◆ **Data in this exercise**
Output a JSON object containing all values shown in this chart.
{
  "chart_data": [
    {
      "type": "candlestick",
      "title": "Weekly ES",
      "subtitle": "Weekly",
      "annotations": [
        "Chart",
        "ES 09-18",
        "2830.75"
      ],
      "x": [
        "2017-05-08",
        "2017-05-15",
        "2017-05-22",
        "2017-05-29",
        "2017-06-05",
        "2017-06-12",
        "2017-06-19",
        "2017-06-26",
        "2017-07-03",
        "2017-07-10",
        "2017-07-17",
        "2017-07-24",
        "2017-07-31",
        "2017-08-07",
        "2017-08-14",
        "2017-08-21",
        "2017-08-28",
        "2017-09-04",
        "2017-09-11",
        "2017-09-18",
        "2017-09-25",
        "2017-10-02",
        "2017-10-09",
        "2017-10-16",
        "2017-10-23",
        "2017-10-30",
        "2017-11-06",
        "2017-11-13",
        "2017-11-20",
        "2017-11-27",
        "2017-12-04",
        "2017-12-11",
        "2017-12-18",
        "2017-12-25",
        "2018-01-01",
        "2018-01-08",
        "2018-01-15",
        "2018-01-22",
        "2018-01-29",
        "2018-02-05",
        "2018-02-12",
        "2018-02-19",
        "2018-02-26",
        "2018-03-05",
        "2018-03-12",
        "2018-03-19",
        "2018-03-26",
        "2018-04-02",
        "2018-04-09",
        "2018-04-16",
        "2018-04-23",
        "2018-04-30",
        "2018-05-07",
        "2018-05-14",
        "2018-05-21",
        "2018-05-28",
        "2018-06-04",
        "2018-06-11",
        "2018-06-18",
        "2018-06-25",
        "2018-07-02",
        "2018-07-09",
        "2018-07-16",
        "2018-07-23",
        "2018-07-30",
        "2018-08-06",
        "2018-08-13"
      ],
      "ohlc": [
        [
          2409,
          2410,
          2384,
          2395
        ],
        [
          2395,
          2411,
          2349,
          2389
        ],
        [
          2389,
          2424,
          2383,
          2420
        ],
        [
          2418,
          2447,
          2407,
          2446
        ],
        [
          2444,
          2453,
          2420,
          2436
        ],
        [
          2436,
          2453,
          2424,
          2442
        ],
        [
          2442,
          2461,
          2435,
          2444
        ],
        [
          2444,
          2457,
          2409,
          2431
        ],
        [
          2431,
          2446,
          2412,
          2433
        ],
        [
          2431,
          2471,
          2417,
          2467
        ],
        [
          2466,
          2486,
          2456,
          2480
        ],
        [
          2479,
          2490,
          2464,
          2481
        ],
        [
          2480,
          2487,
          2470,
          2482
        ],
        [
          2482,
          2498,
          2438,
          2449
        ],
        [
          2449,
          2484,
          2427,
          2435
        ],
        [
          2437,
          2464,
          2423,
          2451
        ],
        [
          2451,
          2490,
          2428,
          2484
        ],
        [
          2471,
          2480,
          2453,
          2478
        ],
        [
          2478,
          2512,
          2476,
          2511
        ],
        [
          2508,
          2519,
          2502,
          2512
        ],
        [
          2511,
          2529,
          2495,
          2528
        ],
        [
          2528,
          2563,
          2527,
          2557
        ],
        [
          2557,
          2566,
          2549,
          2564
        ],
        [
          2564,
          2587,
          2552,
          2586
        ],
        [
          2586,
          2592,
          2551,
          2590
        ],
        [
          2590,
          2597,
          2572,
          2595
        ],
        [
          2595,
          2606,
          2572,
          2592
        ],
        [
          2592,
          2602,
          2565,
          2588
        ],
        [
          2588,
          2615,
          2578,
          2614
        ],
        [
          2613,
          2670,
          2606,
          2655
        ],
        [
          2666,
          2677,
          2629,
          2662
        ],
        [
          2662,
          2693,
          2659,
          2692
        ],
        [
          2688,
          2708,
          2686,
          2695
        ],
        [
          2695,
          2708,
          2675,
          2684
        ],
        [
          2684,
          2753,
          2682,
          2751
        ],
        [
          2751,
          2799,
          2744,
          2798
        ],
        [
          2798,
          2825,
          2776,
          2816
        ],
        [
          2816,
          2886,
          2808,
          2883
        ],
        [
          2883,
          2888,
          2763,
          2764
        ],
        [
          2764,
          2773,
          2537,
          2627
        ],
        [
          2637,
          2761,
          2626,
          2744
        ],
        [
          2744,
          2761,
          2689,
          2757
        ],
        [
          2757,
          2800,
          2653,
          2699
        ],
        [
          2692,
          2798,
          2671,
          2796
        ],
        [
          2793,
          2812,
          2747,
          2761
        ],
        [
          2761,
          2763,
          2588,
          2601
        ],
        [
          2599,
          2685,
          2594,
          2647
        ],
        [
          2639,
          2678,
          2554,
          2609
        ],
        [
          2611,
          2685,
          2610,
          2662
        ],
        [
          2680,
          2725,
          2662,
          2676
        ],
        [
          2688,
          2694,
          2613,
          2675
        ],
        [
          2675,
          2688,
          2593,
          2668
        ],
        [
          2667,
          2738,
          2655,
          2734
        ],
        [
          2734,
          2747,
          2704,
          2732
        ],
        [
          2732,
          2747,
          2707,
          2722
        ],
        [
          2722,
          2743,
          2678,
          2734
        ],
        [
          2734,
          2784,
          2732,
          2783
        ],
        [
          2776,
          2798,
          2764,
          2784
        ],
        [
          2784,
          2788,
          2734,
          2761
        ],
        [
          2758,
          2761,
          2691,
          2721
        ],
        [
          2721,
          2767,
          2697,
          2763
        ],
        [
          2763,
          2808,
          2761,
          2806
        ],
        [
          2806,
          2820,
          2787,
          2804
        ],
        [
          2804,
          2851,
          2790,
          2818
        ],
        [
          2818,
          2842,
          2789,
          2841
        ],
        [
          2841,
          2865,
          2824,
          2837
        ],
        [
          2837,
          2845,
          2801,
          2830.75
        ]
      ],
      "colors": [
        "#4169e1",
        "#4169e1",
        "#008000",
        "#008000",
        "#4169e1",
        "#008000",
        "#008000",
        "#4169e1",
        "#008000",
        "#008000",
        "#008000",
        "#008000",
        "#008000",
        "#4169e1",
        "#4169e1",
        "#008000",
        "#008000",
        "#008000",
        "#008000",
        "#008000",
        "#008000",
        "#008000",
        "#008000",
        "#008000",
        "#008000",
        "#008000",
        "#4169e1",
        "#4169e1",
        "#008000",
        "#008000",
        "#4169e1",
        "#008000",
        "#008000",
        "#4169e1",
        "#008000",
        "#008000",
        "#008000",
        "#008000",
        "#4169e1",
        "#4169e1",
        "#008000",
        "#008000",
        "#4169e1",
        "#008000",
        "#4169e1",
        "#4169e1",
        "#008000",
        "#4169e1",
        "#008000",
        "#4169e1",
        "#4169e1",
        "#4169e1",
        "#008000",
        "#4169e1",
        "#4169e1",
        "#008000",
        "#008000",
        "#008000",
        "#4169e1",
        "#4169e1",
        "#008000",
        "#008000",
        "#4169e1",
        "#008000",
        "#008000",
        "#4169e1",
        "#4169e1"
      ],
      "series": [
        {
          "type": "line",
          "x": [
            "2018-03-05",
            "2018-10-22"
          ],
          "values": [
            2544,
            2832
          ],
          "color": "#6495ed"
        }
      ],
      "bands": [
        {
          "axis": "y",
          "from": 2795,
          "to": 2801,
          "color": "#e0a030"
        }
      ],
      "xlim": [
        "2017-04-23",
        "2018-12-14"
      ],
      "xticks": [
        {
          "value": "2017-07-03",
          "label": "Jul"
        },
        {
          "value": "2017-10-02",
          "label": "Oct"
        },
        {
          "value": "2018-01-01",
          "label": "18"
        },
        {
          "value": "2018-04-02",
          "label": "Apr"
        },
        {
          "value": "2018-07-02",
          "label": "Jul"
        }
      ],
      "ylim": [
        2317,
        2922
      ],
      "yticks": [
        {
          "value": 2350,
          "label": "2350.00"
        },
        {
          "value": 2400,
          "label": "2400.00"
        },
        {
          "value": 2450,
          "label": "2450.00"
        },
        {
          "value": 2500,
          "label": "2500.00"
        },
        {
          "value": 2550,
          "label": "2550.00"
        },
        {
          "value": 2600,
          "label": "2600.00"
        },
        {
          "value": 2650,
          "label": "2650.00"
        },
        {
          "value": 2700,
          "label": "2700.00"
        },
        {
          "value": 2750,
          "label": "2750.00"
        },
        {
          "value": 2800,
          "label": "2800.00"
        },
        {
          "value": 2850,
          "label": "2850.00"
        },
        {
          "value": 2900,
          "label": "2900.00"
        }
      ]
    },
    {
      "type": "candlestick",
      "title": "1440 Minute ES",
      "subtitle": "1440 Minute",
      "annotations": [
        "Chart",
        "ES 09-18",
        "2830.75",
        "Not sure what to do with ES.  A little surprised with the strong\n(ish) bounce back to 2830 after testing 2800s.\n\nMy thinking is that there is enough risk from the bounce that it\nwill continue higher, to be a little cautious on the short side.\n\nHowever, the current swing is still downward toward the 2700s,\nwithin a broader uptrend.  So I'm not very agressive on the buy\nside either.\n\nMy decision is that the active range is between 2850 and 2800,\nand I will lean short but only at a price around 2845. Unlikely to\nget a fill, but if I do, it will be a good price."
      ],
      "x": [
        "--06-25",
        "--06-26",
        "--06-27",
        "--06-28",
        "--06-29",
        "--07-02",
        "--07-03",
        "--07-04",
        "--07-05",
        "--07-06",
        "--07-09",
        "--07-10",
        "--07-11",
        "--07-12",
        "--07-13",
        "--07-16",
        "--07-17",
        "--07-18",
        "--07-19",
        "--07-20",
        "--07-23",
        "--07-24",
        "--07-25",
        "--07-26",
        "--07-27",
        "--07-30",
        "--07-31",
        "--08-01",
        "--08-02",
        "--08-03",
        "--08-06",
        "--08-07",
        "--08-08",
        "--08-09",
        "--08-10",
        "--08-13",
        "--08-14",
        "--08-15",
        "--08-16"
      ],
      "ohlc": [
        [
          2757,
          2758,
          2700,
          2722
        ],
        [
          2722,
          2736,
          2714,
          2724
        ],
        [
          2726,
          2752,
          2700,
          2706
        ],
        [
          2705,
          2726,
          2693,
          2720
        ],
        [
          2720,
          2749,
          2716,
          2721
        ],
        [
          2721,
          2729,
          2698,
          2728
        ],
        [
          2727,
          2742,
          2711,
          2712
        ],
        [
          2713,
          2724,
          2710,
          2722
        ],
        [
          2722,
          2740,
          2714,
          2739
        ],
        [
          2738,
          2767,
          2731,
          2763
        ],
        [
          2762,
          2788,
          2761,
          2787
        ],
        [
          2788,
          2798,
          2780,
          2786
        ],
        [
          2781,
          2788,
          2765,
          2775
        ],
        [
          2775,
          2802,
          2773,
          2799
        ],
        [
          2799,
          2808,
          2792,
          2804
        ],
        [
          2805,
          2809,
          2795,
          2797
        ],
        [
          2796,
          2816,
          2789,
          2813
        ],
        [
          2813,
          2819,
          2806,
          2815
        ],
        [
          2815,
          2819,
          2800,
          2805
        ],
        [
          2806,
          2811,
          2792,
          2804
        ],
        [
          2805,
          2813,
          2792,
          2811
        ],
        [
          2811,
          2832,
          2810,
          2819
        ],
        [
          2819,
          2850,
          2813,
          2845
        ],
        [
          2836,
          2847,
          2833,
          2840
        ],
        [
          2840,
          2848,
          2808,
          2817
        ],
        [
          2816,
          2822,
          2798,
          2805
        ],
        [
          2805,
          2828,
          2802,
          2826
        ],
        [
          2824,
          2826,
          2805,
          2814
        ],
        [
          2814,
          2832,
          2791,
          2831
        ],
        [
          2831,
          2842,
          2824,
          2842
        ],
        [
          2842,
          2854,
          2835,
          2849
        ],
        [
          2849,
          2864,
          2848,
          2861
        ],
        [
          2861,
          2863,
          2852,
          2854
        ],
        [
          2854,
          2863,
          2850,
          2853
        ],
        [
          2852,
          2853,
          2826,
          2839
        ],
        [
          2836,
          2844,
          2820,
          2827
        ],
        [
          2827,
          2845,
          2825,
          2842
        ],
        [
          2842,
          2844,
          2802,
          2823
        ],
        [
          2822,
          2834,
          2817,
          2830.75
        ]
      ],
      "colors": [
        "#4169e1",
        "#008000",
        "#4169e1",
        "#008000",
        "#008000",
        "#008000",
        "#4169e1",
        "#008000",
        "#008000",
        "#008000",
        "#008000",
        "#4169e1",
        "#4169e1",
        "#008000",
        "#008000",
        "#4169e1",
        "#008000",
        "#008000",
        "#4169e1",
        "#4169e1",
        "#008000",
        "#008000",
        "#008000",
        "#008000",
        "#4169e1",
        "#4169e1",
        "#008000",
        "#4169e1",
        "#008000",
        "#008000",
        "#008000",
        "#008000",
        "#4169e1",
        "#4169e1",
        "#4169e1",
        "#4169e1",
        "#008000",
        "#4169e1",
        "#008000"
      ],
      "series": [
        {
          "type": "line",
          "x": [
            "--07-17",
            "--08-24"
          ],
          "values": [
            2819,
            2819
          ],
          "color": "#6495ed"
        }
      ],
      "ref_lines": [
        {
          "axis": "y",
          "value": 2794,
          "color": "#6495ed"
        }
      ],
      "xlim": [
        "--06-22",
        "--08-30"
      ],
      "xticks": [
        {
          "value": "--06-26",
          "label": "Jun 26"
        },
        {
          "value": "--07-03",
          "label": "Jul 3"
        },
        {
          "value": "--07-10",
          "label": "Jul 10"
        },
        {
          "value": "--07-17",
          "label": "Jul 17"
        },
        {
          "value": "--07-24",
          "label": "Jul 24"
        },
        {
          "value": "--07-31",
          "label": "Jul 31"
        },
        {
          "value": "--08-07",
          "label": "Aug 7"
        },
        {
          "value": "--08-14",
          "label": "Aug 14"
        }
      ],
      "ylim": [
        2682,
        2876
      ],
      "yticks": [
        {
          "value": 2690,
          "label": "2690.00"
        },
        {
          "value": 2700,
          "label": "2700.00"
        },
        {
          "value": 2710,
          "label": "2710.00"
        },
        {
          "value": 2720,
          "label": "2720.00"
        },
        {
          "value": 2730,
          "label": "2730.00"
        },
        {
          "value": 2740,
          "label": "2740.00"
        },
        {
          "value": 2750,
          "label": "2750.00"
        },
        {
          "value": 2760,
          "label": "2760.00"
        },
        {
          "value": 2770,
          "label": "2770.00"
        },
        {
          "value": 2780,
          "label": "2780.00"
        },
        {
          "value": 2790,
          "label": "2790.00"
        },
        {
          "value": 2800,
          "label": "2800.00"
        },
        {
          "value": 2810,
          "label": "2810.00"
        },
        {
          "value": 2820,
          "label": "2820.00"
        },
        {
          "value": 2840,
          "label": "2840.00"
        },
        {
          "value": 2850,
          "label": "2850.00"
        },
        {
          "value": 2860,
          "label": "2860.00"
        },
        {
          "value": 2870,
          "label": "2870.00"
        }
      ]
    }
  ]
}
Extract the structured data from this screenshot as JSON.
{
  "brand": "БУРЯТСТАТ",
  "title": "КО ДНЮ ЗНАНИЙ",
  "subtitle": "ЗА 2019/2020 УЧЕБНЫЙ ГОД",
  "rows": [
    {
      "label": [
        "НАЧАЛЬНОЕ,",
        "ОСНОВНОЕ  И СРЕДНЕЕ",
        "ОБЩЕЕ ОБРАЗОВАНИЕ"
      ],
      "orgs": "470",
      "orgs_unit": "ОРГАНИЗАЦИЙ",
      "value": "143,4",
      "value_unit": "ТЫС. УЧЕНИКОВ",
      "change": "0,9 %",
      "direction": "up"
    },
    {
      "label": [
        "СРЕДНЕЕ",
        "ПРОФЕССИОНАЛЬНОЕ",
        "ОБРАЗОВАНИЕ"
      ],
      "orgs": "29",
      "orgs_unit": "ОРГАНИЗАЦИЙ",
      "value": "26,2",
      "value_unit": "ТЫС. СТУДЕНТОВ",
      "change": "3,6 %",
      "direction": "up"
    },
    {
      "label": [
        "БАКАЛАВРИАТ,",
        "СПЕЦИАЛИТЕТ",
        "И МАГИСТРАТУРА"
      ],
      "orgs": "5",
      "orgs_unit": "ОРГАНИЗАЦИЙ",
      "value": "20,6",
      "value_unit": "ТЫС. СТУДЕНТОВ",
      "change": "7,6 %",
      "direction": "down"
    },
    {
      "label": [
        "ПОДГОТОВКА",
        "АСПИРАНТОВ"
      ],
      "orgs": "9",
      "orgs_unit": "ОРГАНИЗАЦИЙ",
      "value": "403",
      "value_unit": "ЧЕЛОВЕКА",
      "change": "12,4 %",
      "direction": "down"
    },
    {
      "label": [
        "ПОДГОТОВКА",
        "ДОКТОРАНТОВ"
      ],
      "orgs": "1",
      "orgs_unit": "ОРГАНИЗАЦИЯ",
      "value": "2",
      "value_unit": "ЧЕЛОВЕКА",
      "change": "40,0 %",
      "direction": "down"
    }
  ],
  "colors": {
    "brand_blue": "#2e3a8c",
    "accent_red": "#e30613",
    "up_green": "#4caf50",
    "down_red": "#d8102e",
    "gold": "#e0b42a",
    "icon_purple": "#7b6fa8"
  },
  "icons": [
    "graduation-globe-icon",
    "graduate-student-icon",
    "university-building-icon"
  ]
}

◆ **What the exercise asks**
In the listing above, find the line with "Extract the structured" and set down that line and all after it exactly, through the final line.

◆ **Exercise answer**
Extract the structured data from this screenshot as JSON.
{
  "brand": "БУРЯТСТАТ",
  "title": "КО ДНЮ ЗНАНИЙ",
  "subtitle": "ЗА 2019/2020 УЧЕБНЫЙ ГОД",
  "rows": [
    {
      "label": [
        "НАЧАЛЬНОЕ,",
        "ОСНОВНОЕ  И СРЕДНЕЕ",
        "ОБЩЕЕ ОБРАЗОВАНИЕ"
      ],
      "orgs": "470",
      "orgs_unit": "ОРГАНИЗАЦИЙ",
      "value": "143,4",
      "value_unit": "ТЫС. УЧЕНИКОВ",
      "change": "0,9 %",
      "direction": "up"
    },
    {
      "label": [
        "СРЕДНЕЕ",
        "ПРОФЕССИОНАЛЬНОЕ",
        "ОБРАЗОВАНИЕ"
      ],
      "orgs": "29",
      "orgs_unit": "ОРГАНИЗАЦИЙ",
      "value": "26,2",
      "value_unit": "ТЫС. СТУДЕНТОВ",
      "change": "3,6 %",
      "direction": "up"
    },
    {
      "label": [
        "БАКАЛАВРИАТ,",
        "СПЕЦИАЛИТЕТ",
        "И МАГИСТРАТУРА"
      ],
      "orgs": "5",
      "orgs_unit": "ОРГАНИЗАЦИЙ",
      "value": "20,6",
      "value_unit": "ТЫС. СТУДЕНТОВ",
      "change": "7,6 %",
      "direction": "down"
    },
    {
      "label": [
        "ПОДГОТОВКА",
        "АСПИРАНТОВ"
      ],
      "orgs": "9",
      "orgs_unit": "ОРГАНИЗАЦИЙ",
      "value": "403",
      "value_unit": "ЧЕЛОВЕКА",
      "change": "12,4 %",
      "direction": "down"
    },
    {
      "label": [
        "ПОДГОТОВКА",
        "ДОКТОРАНТОВ"
      ],
      "orgs": "1",
      "orgs_unit": "ОРГАНИЗАЦИЯ",
      "value": "2",
      "value_unit": "ЧЕЛОВЕКА",
      "change": "40,0 %",
      "direction": "down"
    }
  ],
  "colors": {
    "brand_blue": "#2e3a8c",
    "accent_red": "#e30613",
    "up_green": "#4caf50",
    "down_red": "#d8102e",
    "gold": "#e0b42a",
    "icon_purple": "#7b6fa8"
  },
  "icons": [
    "graduation-globe-icon",
    "graduate-student-icon",
    "university-building-icon"
  ]
}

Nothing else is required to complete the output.